> Given entries
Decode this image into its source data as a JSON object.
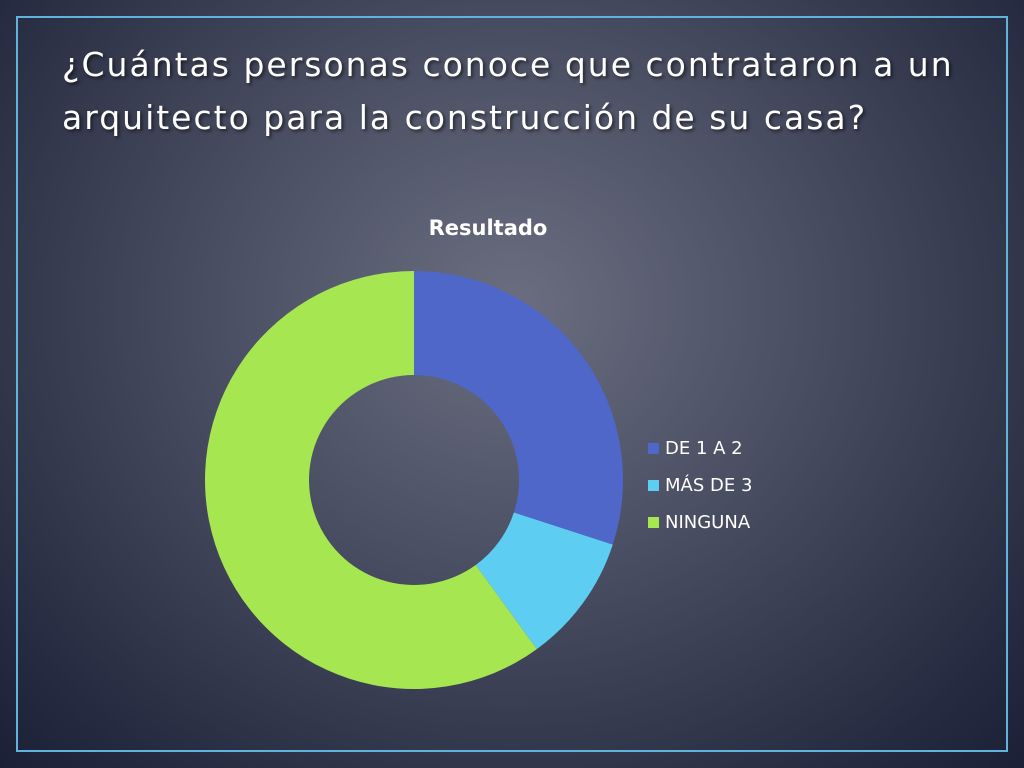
{
  "slide": {
    "title": "¿Cuántas personas conoce que contrataron a un arquitecto para la construcción de su casa?"
  },
  "chart_data": {
    "type": "pie",
    "subtype": "doughnut",
    "title": "Resultado",
    "categories": [
      "DE 1 A 2",
      "MÁS DE 3",
      "NINGUNA"
    ],
    "values": [
      30,
      10,
      60
    ],
    "colors": [
      "#4f67c8",
      "#5dcdf2",
      "#a6e651"
    ],
    "legend": "right"
  },
  "colors": {
    "frame": "#5fb4dc",
    "background": "#4b4f63",
    "text": "#ffffff"
  }
}
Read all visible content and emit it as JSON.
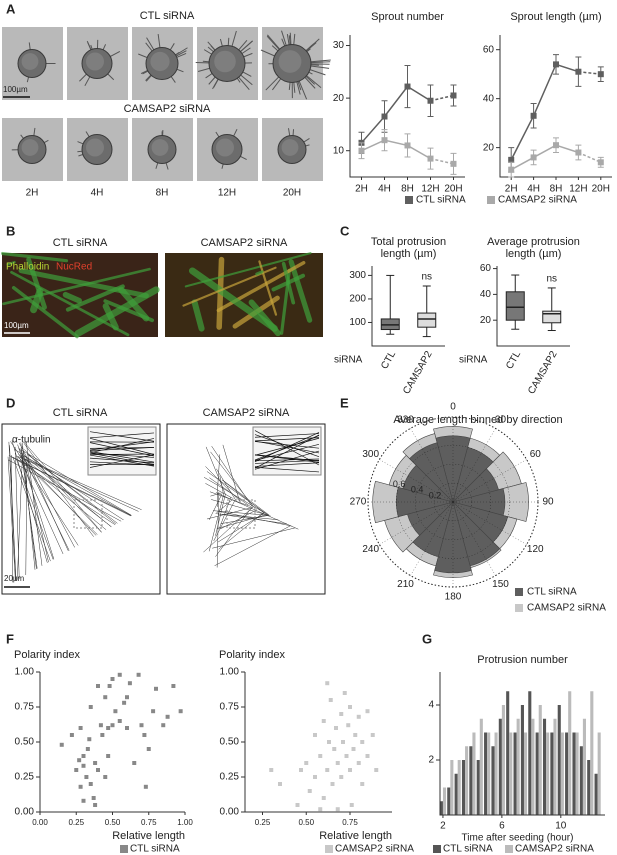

> Given exercise
Transcribe the complete set of entries verbatim. No pictures belong in the copy.

> Answer to this task
Decode this image into its source data as a JSON object.
{
  "slide": {
    "title": "¿Cuántas personas conoce que contrataron a un arquitecto para la construcción de su casa?"
  },
  "chart_data": {
    "type": "pie",
    "subtype": "doughnut",
    "title": "Resultado",
    "categories": [
      "DE 1 A 2",
      "MÁS DE 3",
      "NINGUNA"
    ],
    "values": [
      30,
      10,
      60
    ],
    "colors": [
      "#4f67c8",
      "#5dcdf2",
      "#a6e651"
    ],
    "legend": "right"
  },
  "colors": {
    "frame": "#5fb4dc",
    "background": "#4b4f63",
    "text": "#ffffff"
  }
}
Read all visible content and emit it as JSON.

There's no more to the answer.